EXERCISE
Reproduce the records below exactly as they appear.

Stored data
# # # # # # #

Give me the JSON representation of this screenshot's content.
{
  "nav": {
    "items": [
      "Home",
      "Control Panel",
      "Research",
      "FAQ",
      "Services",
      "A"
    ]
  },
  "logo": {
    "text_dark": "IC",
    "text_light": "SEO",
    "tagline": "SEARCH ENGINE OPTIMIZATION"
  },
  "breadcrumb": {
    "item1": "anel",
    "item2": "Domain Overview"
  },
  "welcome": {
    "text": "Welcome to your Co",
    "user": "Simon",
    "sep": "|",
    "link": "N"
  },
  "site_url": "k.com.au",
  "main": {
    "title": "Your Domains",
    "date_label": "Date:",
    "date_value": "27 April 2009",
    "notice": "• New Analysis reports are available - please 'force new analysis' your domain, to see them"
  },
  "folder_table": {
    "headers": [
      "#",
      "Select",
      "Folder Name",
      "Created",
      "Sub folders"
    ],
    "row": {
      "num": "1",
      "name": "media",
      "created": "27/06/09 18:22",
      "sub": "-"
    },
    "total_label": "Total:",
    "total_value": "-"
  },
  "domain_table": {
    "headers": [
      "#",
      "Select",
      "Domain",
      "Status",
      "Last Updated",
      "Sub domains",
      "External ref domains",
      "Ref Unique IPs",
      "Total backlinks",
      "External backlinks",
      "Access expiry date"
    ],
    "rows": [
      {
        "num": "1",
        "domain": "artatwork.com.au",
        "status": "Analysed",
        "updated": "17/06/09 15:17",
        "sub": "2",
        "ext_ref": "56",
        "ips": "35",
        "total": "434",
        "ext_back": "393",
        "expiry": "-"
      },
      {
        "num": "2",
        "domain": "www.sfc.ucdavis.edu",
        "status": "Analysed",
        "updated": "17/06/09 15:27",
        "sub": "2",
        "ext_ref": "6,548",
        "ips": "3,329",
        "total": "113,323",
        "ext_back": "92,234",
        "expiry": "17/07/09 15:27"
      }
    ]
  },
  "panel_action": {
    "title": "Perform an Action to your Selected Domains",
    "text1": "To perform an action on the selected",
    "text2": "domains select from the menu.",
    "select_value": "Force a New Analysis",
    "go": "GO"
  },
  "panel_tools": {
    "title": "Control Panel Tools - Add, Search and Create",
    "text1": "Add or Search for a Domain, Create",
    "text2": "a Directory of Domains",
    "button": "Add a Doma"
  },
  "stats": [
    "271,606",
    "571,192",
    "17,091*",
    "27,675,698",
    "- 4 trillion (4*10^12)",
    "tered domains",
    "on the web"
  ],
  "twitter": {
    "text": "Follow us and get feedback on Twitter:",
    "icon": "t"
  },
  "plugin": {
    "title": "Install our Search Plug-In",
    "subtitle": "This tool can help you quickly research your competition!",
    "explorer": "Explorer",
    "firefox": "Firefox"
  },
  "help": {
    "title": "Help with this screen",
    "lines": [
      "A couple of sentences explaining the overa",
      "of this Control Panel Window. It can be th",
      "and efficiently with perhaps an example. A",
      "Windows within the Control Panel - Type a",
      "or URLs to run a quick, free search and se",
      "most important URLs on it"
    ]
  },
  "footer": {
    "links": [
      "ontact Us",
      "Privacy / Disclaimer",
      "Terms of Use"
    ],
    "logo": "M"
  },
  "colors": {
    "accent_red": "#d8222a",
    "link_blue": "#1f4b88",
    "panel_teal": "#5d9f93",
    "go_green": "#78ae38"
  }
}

# # # # # # #

SOLVED PROBLEM
Give me the JSON representation of this screenshot's content.
{
  "nav": {
    "items": [
      "Home",
      "Control Panel",
      "Research",
      "FAQ",
      "Services",
      "A"
    ]
  },
  "logo": {
    "text_dark": "IC",
    "text_light": "SEO",
    "tagline": "SEARCH ENGINE OPTIMIZATION"
  },
  "breadcrumb": {
    "item1": "anel",
    "item2": "Domain Overview"
  },
  "welcome": {
    "text": "Welcome to your Co",
    "user": "Simon",
    "sep": "|",
    "link": "N"
  },
  "site_url": "k.com.au",
  "main": {
    "title": "Your Domains",
    "date_label": "Date:",
    "date_value": "27 April 2009",
    "notice": "• New Analysis reports are available - please 'force new analysis' your domain, to see them"
  },
  "folder_table": {
    "headers": [
      "#",
      "Select",
      "Folder Name",
      "Created",
      "Sub folders"
    ],
    "row": {
      "num": "1",
      "name": "media",
      "created": "27/06/09 18:22",
      "sub": "-"
    },
    "total_label": "Total:",
    "total_value": "-"
  },
  "domain_table": {
    "headers": [
      "#",
      "Select",
      "Domain",
      "Status",
      "Last Updated",
      "Sub domains",
      "External ref domains",
      "Ref Unique IPs",
      "Total backlinks",
      "External backlinks",
      "Access expiry date"
    ],
    "rows": [
      {
        "num": "1",
        "domain": "artatwork.com.au",
        "status": "Analysed",
        "updated": "17/06/09 15:17",
        "sub": "2",
        "ext_ref": "56",
        "ips": "35",
        "total": "434",
        "ext_back": "393",
        "expiry": "-"
      },
      {
        "num": "2",
        "domain": "www.sfc.ucdavis.edu",
        "status": "Analysed",
        "updated": "17/06/09 15:27",
        "sub": "2",
        "ext_ref": "6,548",
        "ips": "3,329",
        "total": "113,323",
        "ext_back": "92,234",
        "expiry": "17/07/09 15:27"
      }
    ]
  },
  "panel_action": {
    "title": "Perform an Action to your Selected Domains",
    "text1": "To perform an action on the selected",
    "text2": "domains select from the menu.",
    "select_value": "Force a New Analysis",
    "go": "GO"
  },
  "panel_tools": {
    "title": "Control Panel Tools - Add, Search and Create",
    "text1": "Add or Search for a Domain, Create",
    "text2": "a Directory of Domains",
    "button": "Add a Doma"
  },
  "stats": [
    "271,606",
    "571,192",
    "17,091*",
    "27,675,698",
    "- 4 trillion (4*10^12)",
    "tered domains",
    "on the web"
  ],
  "twitter": {
    "text": "Follow us and get feedback on Twitter:",
    "icon": "t"
  },
  "plugin": {
    "title": "Install our Search Plug-In",
    "subtitle": "This tool can help you quickly research your competition!",
    "explorer": "Explorer",
    "firefox": "Firefox"
  },
  "help": {
    "title": "Help with this screen",
    "lines": [
      "A couple of sentences explaining the overa",
      "of this Control Panel Window. It can be th",
      "and efficiently with perhaps an example. A",
      "Windows within the Control Panel - Type a",
      "or URLs to run a quick, free search and se",
      "most important URLs on it"
    ]
  },
  "footer": {
    "links": [
      "ontact Us",
      "Privacy / Disclaimer",
      "Terms of Use"
    ],
    "logo": "M"
  },
  "colors": {
    "accent_red": "#d8222a",
    "link_blue": "#1f4b88",
    "panel_teal": "#5d9f93",
    "go_green": "#78ae38"
  }
}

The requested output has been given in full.